Espagne : le tabou de la monarchie se lézarde

Espagne : le tabou de la monarchie se lézarde
AFP

Un livre révélant la « double vie » du roi Juan Carlos avec une aristocrate allemande, l’infante Cristina bientôt sur le banc des accusés, des détails intimes étalés à longueur de pages: la famille royale espagnole n’est plus intouchable.

En à peine 24 heures, la première édition de « Fin de partie », sortie mardi, 25.000 exemplaires, était presque épuisée.

L’ouvrage d’Ana Romero, spécialiste de la famille royale, évoque la « double vie » du monarque de 77 ans qui entretenait une relation de couple « pure et dure » avec l’aristocrate par alliance Corinna zu Sayn-Wittgenstein.

Ana Romero y assure aussi que Juan Carlos aurait souhaité divorcer de la reine Sofia, avec qui « il ne cohabitait plus depuis des années ».

Elle révèle qu’après de longs mois de résistance, trois personnes l’ont finalement convaincu d’abdiquer pour que cesse la dégradation de l’image de couronne: l’ancien chef de gouvernement socialiste Felipe Gonzalez, avec qui il entretient « une relation très étroite », Felix Sanz Roldan, chef des services secrets et « ami », ainsi que Rafael Spottorno, ex-chef des services du roi.

Décrivant un souverain cruellement seul ces dernières années, physiquement affaibli, « assis sur un canapé vide devant la télé », ne recevant que rarement la visite de ses trois enfants, la journaliste livre des informations qui n’auraient jamais été publiées il y a encore cinq ans.
^^^^^^^^
Exercices à réaliser:
(a) Reproduisez le passage de l'article sur la monarchie espagnole qui commence par « L’ouvrage d’Ana Romero, spécialiste » et se termine par « services du roi. ».
(b) Selon l'article sur la monarchie espagnole, dans quel but trois personnes ont-elles convaincu Juan Carlos d'abdiquer ? Répondez en une à trois phrases.
Les entrées n'ont aucun rapport avec l'article sur la monarchie espagnole.
^^^^^^^^
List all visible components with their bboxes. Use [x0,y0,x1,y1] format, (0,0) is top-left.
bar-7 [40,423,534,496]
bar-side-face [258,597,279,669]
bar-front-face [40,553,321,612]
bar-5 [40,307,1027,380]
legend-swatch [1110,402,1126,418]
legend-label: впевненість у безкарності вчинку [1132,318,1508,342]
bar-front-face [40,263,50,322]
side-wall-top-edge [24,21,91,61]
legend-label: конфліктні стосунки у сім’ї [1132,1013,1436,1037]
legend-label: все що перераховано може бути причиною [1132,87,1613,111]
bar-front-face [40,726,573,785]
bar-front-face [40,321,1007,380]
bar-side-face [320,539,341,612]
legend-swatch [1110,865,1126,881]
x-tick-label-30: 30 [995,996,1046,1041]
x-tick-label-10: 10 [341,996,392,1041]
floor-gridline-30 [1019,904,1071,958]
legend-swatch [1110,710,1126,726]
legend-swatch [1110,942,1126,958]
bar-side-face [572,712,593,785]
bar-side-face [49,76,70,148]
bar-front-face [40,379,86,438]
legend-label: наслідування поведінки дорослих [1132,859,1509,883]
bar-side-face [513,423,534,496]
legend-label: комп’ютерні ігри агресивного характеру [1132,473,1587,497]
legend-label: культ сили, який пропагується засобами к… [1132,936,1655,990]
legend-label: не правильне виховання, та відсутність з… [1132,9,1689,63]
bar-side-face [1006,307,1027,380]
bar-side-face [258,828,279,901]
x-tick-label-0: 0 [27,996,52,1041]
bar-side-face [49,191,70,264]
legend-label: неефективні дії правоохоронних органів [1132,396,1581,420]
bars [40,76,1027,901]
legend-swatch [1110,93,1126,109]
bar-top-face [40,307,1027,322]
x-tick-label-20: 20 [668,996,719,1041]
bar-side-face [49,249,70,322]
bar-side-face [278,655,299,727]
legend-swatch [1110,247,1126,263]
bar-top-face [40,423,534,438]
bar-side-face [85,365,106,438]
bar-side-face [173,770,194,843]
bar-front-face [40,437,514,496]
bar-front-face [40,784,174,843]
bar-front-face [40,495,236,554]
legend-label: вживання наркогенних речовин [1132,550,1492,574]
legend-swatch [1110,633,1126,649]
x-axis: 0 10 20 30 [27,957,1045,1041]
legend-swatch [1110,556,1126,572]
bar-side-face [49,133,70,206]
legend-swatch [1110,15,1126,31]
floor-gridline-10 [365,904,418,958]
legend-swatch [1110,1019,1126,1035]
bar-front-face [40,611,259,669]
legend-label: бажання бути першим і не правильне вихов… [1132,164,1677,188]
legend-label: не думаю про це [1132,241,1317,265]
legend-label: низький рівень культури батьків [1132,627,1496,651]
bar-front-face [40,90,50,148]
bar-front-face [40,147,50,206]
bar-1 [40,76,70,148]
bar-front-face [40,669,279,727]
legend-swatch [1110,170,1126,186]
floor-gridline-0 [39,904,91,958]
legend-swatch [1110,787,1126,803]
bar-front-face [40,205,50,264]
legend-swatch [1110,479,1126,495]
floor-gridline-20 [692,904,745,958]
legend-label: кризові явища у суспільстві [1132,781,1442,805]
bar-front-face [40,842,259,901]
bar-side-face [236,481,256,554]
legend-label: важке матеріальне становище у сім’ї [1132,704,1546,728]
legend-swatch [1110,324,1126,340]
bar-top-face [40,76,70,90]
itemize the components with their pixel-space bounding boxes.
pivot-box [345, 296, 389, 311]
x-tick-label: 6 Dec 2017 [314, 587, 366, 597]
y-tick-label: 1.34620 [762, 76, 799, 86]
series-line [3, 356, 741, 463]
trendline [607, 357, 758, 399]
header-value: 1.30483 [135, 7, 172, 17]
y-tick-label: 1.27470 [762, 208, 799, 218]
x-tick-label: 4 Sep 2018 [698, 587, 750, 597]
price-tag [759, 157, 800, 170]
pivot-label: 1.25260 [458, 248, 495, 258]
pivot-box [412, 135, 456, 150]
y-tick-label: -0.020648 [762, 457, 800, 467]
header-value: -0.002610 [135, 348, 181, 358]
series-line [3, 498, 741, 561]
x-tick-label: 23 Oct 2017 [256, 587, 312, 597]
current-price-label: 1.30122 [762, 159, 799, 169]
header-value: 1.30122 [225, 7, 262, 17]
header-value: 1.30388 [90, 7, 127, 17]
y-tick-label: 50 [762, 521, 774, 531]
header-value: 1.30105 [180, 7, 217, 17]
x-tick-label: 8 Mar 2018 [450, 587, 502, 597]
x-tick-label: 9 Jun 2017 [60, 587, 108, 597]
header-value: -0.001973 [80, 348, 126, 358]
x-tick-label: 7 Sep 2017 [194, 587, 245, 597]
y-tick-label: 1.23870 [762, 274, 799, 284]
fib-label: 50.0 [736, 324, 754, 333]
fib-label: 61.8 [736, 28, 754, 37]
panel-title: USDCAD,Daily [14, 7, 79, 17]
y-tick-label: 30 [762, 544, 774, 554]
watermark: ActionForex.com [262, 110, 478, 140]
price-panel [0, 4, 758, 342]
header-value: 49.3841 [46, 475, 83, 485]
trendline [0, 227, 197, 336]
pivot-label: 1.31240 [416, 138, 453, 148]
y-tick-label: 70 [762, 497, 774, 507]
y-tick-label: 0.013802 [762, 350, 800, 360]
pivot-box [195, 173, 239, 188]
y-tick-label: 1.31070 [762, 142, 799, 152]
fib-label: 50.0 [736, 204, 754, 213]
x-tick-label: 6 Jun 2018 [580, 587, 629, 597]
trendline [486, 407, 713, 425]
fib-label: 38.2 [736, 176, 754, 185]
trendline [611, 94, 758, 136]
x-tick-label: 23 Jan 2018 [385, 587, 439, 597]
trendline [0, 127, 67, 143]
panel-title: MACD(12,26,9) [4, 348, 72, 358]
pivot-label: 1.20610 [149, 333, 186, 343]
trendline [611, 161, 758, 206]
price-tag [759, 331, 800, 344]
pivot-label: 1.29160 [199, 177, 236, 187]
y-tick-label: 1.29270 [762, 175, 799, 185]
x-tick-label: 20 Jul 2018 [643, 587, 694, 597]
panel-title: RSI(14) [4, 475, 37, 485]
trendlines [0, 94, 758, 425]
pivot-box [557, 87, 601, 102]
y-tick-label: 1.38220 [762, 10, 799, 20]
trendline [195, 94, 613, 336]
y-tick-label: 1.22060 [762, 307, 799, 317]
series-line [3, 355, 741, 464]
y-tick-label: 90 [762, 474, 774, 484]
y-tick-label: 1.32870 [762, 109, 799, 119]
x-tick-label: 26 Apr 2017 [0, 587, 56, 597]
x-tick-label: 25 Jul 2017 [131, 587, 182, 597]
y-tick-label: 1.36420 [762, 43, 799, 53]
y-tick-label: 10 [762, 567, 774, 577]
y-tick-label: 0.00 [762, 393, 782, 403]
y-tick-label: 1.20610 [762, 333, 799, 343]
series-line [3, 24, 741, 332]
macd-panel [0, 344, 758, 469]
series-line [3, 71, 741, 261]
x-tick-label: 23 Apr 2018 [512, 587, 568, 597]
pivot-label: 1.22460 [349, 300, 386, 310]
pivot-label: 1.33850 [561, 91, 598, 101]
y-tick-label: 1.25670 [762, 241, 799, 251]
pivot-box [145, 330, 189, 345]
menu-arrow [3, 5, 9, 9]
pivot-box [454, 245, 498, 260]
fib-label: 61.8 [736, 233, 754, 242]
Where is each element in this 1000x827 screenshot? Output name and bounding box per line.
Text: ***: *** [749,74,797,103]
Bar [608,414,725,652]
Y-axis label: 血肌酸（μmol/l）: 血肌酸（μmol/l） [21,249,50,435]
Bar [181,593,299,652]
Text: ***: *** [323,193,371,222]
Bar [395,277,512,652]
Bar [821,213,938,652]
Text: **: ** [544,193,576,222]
^^^^^^^^
Réponses:
(a)
L’ouvrage d’Ana Romero, spécialiste de la famille royale, évoque la « double vie » du monarque de 77 ans qui entretenait une relation de couple « pure et dure » avec l’aristocrate par alliance Corinna zu Sayn-Wittgenstein.

Ana Romero y assure aussi que Juan Carlos aurait souhaité divorcer de la reine Sofia, avec qui « il ne cohabitait plus depuis des années ».

Elle révèle qu’après de longs mois de résistance, trois personnes l’ont finalement convaincu d’abdiquer pour que cesse la dégradation de l’image de couronne: l’ancien chef de gouvernement socialiste Felipe Gonzalez, avec qui il entretient « une relation très étroite », Felix Sanz Roldan, chef des services secrets et « ami », ainsi que Rafael Spottorno, ex-chef des services du roi.

(b) Elles l'ont convaincu d'abdiquer, après de longs mois de résistance de sa part, « pour que cesse la dégradation de l'image de couronne ».